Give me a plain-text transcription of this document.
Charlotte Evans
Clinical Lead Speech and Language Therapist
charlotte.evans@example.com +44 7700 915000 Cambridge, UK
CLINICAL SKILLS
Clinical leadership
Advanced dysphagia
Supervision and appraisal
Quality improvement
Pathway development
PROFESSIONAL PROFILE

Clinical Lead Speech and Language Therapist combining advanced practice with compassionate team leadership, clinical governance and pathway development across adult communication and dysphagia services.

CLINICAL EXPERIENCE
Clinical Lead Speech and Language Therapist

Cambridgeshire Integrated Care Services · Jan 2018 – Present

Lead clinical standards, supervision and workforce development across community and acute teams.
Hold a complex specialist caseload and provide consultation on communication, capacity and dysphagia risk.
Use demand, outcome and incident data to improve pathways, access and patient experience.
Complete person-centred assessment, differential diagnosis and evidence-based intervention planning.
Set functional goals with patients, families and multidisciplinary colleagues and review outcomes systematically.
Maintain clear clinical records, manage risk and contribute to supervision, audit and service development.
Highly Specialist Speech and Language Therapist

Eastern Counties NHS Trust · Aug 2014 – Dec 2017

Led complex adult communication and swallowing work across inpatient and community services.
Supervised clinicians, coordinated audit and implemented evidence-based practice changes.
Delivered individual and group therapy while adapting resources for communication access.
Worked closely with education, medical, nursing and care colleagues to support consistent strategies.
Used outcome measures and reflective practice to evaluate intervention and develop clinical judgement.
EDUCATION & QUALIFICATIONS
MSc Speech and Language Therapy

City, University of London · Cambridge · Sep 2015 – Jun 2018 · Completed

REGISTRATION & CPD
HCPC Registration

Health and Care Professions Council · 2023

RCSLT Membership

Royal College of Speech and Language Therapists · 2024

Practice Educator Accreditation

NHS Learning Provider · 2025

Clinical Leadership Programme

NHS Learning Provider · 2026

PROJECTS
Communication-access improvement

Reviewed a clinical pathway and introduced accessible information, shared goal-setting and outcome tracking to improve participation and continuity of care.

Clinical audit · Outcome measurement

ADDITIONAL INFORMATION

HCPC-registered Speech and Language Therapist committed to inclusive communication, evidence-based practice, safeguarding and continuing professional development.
______
Every line that contains the string "audit" should be copied from the entries.

Your solution →
Maintain clear clinical records, manage risk and contribute to supervision, audit and service development.
Supervised clinicians, coordinated audit and implemented evidence-based practice changes.
Clinical audit · Outcome measurement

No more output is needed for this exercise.